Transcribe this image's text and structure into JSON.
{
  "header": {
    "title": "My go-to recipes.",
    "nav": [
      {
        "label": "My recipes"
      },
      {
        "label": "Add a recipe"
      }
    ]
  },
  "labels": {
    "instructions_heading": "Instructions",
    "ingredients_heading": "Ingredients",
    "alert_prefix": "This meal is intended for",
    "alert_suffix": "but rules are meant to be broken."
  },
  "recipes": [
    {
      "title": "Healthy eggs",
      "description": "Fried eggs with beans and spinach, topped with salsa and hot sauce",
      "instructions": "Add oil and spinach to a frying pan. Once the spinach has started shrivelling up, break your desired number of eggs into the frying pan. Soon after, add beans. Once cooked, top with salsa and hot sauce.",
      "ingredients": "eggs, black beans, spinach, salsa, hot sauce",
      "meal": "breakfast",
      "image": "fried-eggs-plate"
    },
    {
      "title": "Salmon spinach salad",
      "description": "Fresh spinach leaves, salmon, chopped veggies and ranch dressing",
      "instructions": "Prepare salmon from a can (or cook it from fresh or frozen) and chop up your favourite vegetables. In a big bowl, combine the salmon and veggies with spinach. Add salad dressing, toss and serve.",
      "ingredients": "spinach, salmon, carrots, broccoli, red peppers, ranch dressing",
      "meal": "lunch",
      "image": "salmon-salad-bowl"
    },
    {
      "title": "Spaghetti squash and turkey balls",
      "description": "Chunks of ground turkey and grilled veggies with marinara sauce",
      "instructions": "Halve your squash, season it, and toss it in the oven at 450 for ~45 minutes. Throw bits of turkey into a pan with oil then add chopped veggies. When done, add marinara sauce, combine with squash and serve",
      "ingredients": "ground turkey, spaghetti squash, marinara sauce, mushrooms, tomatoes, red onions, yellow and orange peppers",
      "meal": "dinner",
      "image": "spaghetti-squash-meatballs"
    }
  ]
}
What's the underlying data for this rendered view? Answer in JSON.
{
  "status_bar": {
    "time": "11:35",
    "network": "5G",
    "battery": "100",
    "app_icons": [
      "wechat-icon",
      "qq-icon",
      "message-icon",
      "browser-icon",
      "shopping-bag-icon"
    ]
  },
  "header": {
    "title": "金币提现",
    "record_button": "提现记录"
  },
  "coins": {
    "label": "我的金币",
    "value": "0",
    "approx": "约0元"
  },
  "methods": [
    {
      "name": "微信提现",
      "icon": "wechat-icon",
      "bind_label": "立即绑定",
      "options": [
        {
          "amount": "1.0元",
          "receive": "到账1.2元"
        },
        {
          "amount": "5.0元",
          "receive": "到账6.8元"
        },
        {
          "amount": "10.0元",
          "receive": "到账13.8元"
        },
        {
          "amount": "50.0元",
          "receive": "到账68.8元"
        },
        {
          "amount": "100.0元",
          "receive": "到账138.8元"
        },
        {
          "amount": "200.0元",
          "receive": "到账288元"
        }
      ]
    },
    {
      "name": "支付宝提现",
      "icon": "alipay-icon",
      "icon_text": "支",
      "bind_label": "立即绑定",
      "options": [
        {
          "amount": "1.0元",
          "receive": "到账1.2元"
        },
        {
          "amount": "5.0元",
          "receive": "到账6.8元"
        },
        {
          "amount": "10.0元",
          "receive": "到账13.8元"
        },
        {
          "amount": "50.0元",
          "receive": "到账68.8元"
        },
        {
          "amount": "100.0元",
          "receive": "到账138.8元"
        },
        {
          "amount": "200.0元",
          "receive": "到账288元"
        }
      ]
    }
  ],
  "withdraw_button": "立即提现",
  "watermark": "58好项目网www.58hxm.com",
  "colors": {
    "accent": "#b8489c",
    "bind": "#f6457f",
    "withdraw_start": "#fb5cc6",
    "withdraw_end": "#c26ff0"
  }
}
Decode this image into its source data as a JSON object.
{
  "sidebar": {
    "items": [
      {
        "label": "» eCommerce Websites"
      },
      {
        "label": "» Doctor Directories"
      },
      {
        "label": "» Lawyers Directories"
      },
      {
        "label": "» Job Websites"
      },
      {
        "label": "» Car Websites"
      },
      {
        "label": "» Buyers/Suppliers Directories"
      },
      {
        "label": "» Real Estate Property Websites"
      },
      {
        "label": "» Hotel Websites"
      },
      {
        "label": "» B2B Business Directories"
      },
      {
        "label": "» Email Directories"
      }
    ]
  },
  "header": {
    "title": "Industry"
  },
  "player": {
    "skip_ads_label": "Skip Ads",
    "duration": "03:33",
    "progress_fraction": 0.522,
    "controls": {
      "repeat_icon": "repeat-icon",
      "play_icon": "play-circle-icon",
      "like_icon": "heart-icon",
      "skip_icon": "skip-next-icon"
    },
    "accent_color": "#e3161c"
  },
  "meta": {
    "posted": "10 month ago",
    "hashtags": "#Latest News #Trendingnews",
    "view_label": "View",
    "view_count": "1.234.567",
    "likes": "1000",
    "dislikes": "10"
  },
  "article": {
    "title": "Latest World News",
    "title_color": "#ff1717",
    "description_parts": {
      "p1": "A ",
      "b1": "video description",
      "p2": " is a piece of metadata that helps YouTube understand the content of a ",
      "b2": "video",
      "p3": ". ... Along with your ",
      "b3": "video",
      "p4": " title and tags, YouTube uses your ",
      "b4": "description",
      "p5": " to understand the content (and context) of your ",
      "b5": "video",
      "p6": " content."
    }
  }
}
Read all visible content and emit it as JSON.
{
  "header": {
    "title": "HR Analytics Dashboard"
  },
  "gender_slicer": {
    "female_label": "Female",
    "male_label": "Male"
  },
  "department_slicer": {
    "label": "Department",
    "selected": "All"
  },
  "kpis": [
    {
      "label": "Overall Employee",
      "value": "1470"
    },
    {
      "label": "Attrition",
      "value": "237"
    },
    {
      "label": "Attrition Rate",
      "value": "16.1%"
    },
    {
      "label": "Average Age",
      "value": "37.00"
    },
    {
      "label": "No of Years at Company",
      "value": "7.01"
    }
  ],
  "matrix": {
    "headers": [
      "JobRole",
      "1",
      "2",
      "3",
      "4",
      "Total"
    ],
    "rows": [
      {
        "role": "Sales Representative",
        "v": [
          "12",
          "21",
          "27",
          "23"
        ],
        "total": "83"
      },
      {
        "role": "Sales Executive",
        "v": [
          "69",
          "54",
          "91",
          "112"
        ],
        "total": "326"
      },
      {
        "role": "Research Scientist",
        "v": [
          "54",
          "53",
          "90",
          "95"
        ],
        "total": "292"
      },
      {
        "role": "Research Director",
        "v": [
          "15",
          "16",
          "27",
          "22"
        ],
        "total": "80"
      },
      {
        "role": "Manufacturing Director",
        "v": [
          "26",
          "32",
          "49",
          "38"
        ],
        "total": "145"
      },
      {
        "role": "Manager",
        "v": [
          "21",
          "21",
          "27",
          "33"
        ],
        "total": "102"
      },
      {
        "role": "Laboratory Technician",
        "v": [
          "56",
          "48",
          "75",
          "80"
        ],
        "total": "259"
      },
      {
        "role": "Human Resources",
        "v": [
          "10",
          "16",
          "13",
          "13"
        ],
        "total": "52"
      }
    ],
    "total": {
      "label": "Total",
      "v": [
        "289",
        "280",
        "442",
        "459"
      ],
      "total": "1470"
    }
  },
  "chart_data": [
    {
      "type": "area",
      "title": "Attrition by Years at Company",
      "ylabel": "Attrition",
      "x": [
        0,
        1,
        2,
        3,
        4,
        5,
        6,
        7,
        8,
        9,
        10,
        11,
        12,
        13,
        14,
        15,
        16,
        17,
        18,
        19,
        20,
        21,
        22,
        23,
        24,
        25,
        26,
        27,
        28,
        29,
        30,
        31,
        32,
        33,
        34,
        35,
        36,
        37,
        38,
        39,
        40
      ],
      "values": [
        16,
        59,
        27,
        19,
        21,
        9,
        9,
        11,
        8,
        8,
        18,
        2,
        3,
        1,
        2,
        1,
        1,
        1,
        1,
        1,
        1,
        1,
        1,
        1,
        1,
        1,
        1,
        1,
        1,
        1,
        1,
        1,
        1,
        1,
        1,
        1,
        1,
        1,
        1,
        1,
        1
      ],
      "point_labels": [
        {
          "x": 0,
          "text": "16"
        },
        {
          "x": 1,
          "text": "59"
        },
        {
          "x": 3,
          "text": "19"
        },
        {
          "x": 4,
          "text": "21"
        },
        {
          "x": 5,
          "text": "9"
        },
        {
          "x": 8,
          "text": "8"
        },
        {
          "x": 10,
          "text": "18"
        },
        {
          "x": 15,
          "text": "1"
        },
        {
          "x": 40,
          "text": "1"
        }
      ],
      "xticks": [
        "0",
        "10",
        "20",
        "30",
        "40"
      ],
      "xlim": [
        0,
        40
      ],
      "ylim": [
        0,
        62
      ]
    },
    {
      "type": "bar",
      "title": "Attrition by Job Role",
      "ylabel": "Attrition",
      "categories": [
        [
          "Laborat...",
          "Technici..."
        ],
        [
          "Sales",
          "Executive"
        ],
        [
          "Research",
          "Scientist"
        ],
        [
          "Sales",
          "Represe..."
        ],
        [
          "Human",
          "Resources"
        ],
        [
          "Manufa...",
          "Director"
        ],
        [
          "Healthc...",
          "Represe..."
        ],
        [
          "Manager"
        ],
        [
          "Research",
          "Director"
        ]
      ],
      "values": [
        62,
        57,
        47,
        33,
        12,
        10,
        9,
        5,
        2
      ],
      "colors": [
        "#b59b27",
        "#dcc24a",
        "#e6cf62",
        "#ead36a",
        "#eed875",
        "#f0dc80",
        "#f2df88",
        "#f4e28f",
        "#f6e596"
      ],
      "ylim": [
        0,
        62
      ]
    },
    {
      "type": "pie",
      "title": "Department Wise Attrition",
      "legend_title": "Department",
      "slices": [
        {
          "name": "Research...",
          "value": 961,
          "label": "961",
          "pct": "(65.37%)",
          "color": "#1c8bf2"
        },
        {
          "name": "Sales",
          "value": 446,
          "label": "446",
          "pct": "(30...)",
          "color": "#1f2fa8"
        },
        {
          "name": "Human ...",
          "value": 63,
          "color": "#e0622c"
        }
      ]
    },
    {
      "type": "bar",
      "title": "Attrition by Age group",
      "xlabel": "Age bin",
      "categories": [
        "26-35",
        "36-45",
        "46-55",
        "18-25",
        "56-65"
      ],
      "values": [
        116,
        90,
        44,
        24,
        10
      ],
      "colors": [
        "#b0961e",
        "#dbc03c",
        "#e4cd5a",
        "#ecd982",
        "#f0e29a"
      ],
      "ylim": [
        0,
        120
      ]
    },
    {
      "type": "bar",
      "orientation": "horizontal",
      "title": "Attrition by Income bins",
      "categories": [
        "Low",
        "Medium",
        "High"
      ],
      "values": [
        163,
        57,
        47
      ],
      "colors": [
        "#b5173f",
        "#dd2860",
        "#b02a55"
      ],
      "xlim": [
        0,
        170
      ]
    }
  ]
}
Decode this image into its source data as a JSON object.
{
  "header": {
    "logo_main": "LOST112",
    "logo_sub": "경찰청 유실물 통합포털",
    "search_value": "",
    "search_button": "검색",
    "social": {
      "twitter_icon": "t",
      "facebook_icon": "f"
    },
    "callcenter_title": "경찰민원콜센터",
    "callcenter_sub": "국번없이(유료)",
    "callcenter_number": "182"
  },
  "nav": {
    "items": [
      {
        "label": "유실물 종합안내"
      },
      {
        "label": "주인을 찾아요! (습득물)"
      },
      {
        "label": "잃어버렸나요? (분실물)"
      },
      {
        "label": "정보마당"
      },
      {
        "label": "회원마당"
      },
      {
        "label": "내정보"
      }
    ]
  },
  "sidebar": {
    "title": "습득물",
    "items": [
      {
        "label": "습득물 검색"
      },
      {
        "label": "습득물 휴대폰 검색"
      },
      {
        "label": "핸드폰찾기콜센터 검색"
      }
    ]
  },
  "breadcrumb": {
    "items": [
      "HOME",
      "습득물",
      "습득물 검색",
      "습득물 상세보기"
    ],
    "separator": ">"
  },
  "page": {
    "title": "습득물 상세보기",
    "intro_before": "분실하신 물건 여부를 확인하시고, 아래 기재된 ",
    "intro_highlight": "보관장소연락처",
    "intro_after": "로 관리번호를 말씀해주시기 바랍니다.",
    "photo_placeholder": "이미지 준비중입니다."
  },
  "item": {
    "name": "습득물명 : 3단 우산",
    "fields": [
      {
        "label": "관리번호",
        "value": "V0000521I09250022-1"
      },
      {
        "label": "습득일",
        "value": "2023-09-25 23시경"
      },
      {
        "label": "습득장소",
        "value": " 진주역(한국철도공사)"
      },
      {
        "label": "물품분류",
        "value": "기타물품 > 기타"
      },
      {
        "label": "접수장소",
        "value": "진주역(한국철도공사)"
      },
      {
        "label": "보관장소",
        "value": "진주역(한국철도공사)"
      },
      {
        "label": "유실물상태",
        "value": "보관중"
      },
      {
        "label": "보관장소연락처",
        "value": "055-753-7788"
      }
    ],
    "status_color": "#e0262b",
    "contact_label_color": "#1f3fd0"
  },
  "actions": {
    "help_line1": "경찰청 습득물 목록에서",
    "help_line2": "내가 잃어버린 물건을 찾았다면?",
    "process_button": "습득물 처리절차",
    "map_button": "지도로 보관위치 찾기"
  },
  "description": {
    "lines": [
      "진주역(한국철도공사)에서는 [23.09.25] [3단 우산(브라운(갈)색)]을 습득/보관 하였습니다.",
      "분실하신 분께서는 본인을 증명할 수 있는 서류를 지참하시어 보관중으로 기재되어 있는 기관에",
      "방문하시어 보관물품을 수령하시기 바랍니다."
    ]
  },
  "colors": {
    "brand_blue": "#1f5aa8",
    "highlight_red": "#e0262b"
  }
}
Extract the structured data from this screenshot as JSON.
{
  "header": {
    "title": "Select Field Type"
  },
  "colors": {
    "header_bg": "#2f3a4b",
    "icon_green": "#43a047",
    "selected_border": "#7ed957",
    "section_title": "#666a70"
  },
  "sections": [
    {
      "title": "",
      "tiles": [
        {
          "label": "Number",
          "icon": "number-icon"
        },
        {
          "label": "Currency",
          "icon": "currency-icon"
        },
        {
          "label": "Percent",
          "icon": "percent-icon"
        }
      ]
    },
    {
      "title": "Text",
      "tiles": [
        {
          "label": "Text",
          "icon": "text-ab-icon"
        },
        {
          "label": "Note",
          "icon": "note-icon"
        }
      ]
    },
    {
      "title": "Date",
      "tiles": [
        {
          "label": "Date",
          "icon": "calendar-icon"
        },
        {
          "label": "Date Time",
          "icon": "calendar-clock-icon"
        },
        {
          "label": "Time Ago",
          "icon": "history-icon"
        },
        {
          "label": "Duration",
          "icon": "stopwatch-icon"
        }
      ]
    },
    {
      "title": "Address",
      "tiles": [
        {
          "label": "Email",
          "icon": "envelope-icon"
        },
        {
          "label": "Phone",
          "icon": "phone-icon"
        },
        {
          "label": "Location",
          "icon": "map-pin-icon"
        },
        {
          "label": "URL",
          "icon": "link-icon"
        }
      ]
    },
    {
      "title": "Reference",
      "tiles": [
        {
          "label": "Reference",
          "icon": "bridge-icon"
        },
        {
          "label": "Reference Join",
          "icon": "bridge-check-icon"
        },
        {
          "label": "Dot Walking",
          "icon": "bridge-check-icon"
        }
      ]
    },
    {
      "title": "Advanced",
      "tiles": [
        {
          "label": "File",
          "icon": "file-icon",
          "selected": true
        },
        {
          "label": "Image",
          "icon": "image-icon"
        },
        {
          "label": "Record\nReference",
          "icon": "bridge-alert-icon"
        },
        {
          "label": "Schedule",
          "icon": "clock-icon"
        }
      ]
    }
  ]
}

--- --- ---

* _Goal_: Copy out all lines that carry the word "News".

* _Result of the exercise_:
    "hashtags": "#Latest News #Trendingnews",
    "title": "Latest World News",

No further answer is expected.